- STATED GOAL -
Write the data out again exactly, dropping any images it holds.

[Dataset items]

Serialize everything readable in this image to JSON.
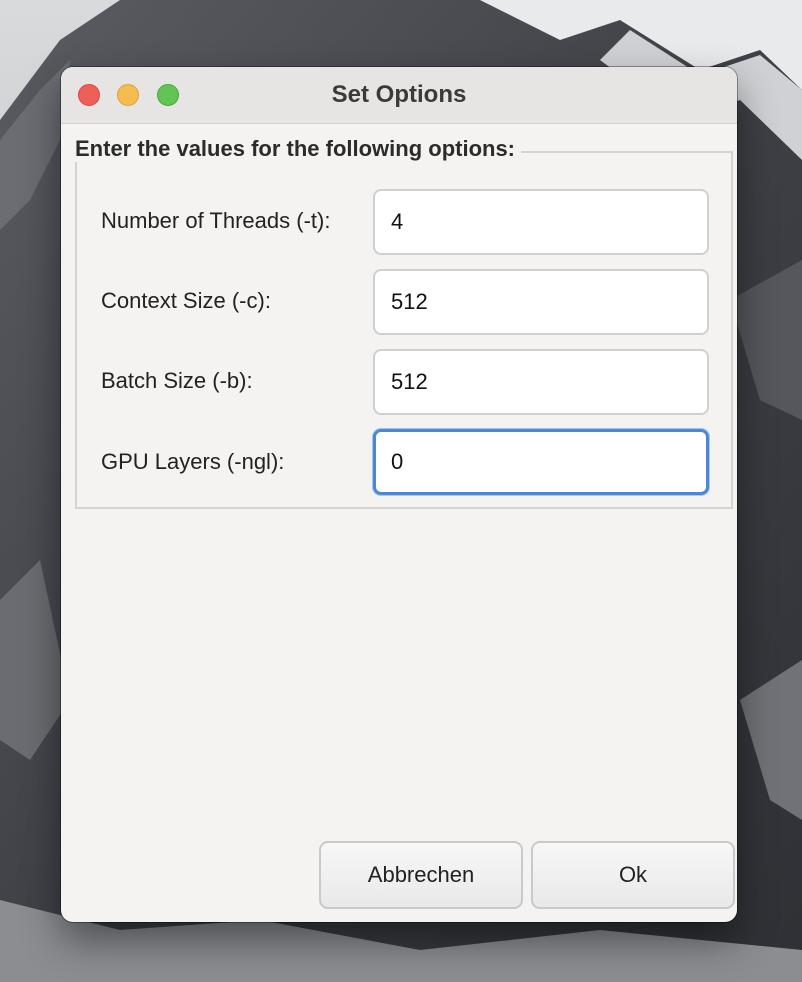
{
  "window": {
    "title": "Set Options"
  },
  "traffic_lights": {
    "close_color": "#ee5f57",
    "minimize_color": "#f5bd4f",
    "maximize_color": "#61c454"
  },
  "group": {
    "legend": "Enter the values for the following options:"
  },
  "options": [
    {
      "label": "Number of Threads (-t):",
      "value": "4"
    },
    {
      "label": "Context Size (-c):",
      "value": "512"
    },
    {
      "label": "Batch Size (-b):",
      "value": "512"
    },
    {
      "label": "GPU Layers (-ngl):",
      "value": "0"
    }
  ],
  "buttons": {
    "cancel_label": "Abbrechen",
    "ok_label": "Ok"
  },
  "colors": {
    "focus_ring": "#4d87d6",
    "window_background": "#f4f3f1"
  }
}
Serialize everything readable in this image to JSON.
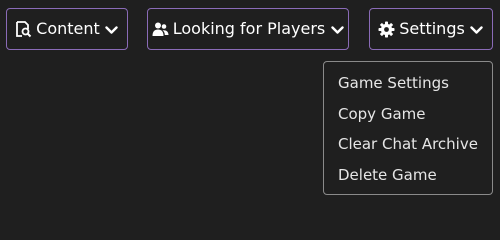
{
  "toolbar": {
    "content": {
      "label": "Content",
      "icon": "search-document-icon"
    },
    "lfp": {
      "label": "Looking for Players",
      "icon": "users-icon"
    },
    "settings": {
      "label": "Settings",
      "icon": "gear-icon"
    },
    "chevron_icon": "chevron-down-icon"
  },
  "settings_menu": {
    "items": [
      {
        "label": "Game Settings"
      },
      {
        "label": "Copy Game"
      },
      {
        "label": "Clear Chat Archive"
      },
      {
        "label": "Delete Game"
      }
    ]
  },
  "colors": {
    "background": "#1f1f1f",
    "button_border": "#8a6bb7",
    "menu_border": "#8a8a8a",
    "text": "#ffffff"
  }
}
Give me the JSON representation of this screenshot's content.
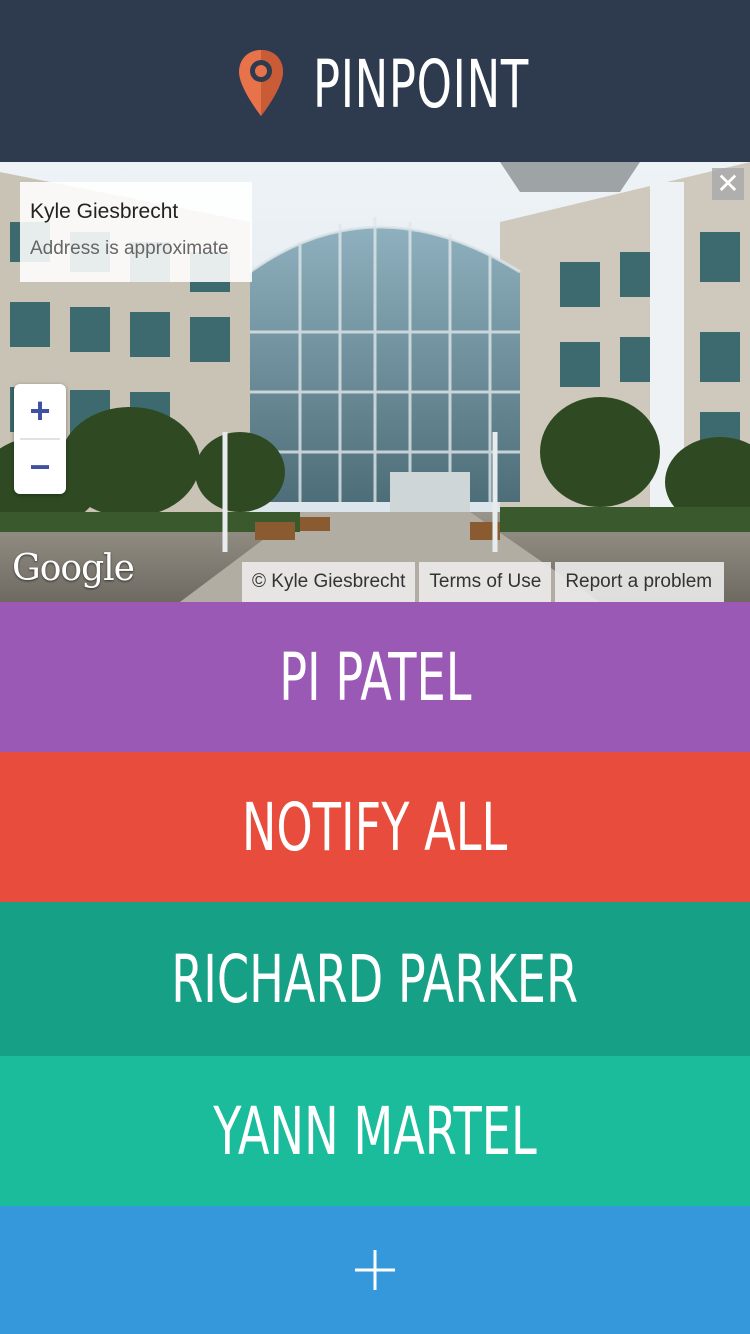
{
  "header": {
    "title": "PINPOINT",
    "logo_icon": "map-pin-icon"
  },
  "map": {
    "info_card": {
      "name": "Kyle Giesbrecht",
      "subtitle": "Address is approximate"
    },
    "close_icon": "close-icon",
    "zoom": {
      "in_label": "+",
      "out_label": "−"
    },
    "provider": "Google",
    "attribution": {
      "copyright": "© Kyle Giesbrecht",
      "terms": "Terms of Use",
      "report": "Report a problem"
    }
  },
  "actions": [
    {
      "label": "PI PATEL",
      "color": "#9b59b6"
    },
    {
      "label": "NOTIFY ALL",
      "color": "#e74c3c"
    },
    {
      "label": "RICHARD PARKER",
      "color": "#16a085"
    },
    {
      "label": "YANN MARTEL",
      "color": "#1abc9c"
    },
    {
      "label": "+",
      "color": "#3498db",
      "icon": "plus-icon"
    }
  ],
  "colors": {
    "header": "#2e3a4e",
    "pin": "#e8734a"
  }
}
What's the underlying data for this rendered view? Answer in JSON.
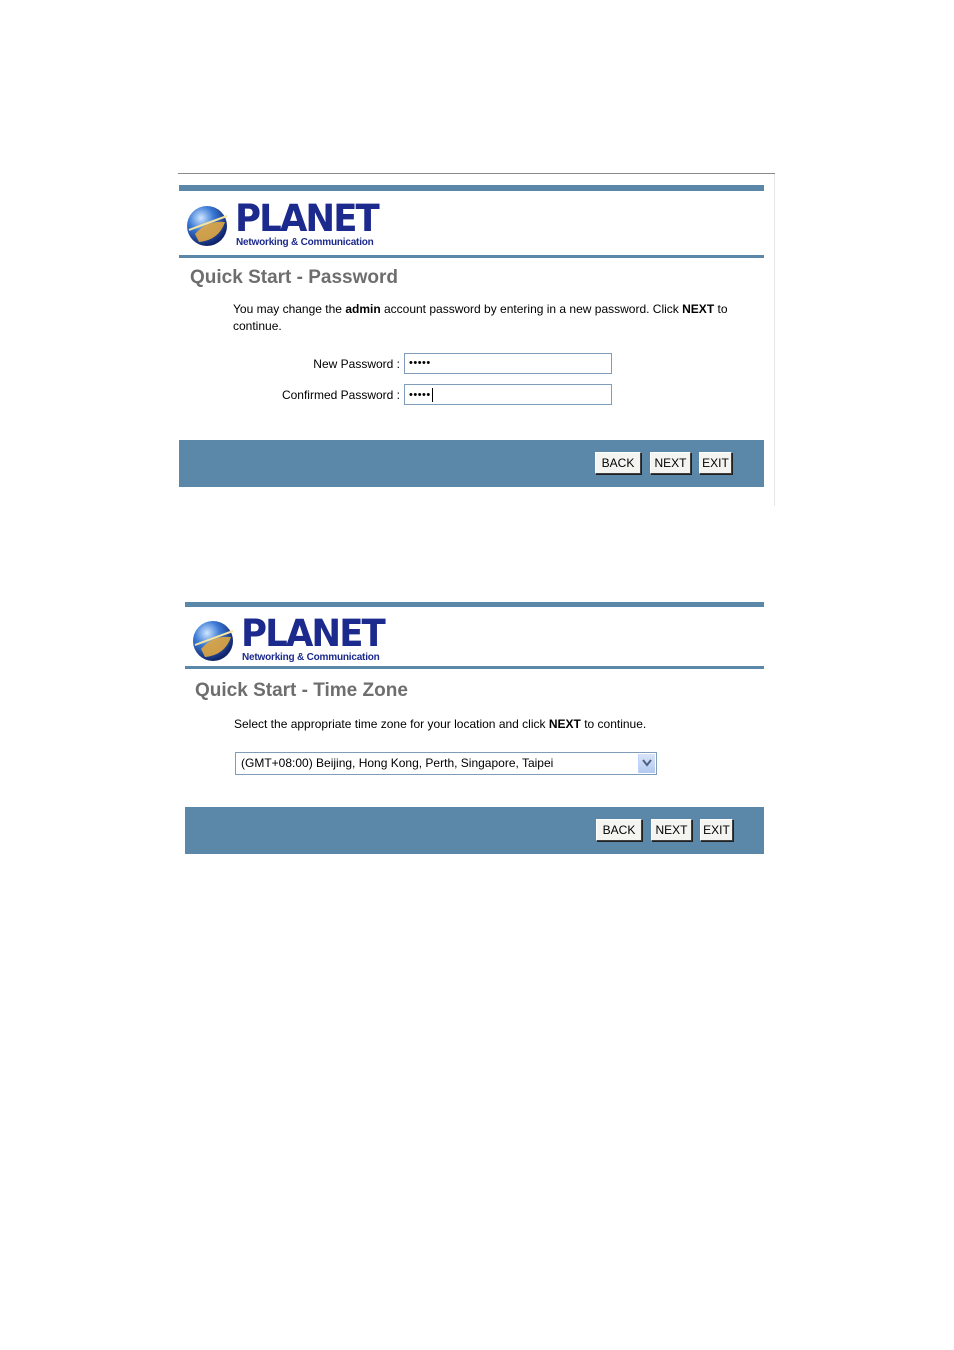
{
  "brand": {
    "name": "PLANET",
    "tagline": "Networking & Communication"
  },
  "password_step": {
    "title": "Quick Start - Password",
    "desc_part1": "You may change the ",
    "desc_bold1": "admin",
    "desc_part2": " account password by entering in a new password. Click ",
    "desc_bold2": "NEXT",
    "desc_part3": " to continue.",
    "new_password_label": "New Password :",
    "new_password_value": "•••••",
    "confirm_password_label": "Confirmed Password :",
    "confirm_password_value": "•••••",
    "buttons": {
      "back": "BACK",
      "next": "NEXT",
      "exit": "EXIT"
    }
  },
  "timezone_step": {
    "title": "Quick Start - Time Zone",
    "desc_part1": "Select the appropriate time zone for your location and click ",
    "desc_bold": "NEXT",
    "desc_part2": " to continue.",
    "selected_timezone": "(GMT+08:00) Beijing, Hong Kong, Perth, Singapore, Taipei",
    "buttons": {
      "back": "BACK",
      "next": "NEXT",
      "exit": "EXIT"
    }
  },
  "colors": {
    "band": "#5b87a8",
    "brand_blue": "#1b2a8c",
    "title_gray": "#6e6e6e"
  },
  "icons": [
    "planet-globe-icon",
    "chevron-down-icon"
  ]
}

- EXERCISE SOLUTION -
Serialize everything readable in this image to JSON.
{
  "window": {
    "title": "Set Options"
  },
  "traffic_lights": {
    "close_color": "#ee5f57",
    "minimize_color": "#f5bd4f",
    "maximize_color": "#61c454"
  },
  "group": {
    "legend": "Enter the values for the following options:"
  },
  "options": [
    {
      "label": "Number of Threads (-t):",
      "value": "4"
    },
    {
      "label": "Context Size (-c):",
      "value": "512"
    },
    {
      "label": "Batch Size (-b):",
      "value": "512"
    },
    {
      "label": "GPU Layers (-ngl):",
      "value": "0"
    }
  ],
  "buttons": {
    "cancel_label": "Abbrechen",
    "ok_label": "Ok"
  },
  "colors": {
    "focus_ring": "#4d87d6",
    "window_background": "#f4f3f1"
  }
}
Serialize everything readable in this image to JSON.
{
  "toolbar": {
    "content": {
      "label": "Content",
      "icon": "search-document-icon"
    },
    "lfp": {
      "label": "Looking for Players",
      "icon": "users-icon"
    },
    "settings": {
      "label": "Settings",
      "icon": "gear-icon"
    },
    "chevron_icon": "chevron-down-icon"
  },
  "settings_menu": {
    "items": [
      {
        "label": "Game Settings"
      },
      {
        "label": "Copy Game"
      },
      {
        "label": "Clear Chat Archive"
      },
      {
        "label": "Delete Game"
      }
    ]
  },
  "colors": {
    "background": "#1f1f1f",
    "button_border": "#8a6bb7",
    "menu_border": "#8a8a8a",
    "text": "#ffffff"
  }
}
Give me the JSON representation of this screenshot's content.
{
  "header": {
    "title": "PINPOINT",
    "logo_icon": "map-pin-icon"
  },
  "map": {
    "info_card": {
      "name": "Kyle Giesbrecht",
      "subtitle": "Address is approximate"
    },
    "close_icon": "close-icon",
    "zoom": {
      "in_label": "+",
      "out_label": "−"
    },
    "provider": "Google",
    "attribution": {
      "copyright": "© Kyle Giesbrecht",
      "terms": "Terms of Use",
      "report": "Report a problem"
    }
  },
  "actions": [
    {
      "label": "PI PATEL",
      "color": "#9b59b6"
    },
    {
      "label": "NOTIFY ALL",
      "color": "#e74c3c"
    },
    {
      "label": "RICHARD PARKER",
      "color": "#16a085"
    },
    {
      "label": "YANN MARTEL",
      "color": "#1abc9c"
    },
    {
      "label": "+",
      "color": "#3498db",
      "icon": "plus-icon"
    }
  ],
  "colors": {
    "header": "#2e3a4e",
    "pin": "#e8734a"
  }
}
What's the underlying data for this rendered view? Answer in JSON.
{
  "brand": {
    "name": "PLANET",
    "tagline": "Networking & Communication"
  },
  "password_step": {
    "title": "Quick Start - Password",
    "desc_part1": "You may change the ",
    "desc_bold1": "admin",
    "desc_part2": " account password by entering in a new password. Click ",
    "desc_bold2": "NEXT",
    "desc_part3": " to continue.",
    "new_password_label": "New Password :",
    "new_password_value": "•••••",
    "confirm_password_label": "Confirmed Password :",
    "confirm_password_value": "•••••",
    "buttons": {
      "back": "BACK",
      "next": "NEXT",
      "exit": "EXIT"
    }
  },
  "timezone_step": {
    "title": "Quick Start - Time Zone",
    "desc_part1": "Select the appropriate time zone for your location and click ",
    "desc_bold": "NEXT",
    "desc_part2": " to continue.",
    "selected_timezone": "(GMT+08:00) Beijing, Hong Kong, Perth, Singapore, Taipei",
    "buttons": {
      "back": "BACK",
      "next": "NEXT",
      "exit": "EXIT"
    }
  },
  "colors": {
    "band": "#5b87a8",
    "brand_blue": "#1b2a8c",
    "title_gray": "#6e6e6e"
  },
  "icons": [
    "planet-globe-icon",
    "chevron-down-icon"
  ]
}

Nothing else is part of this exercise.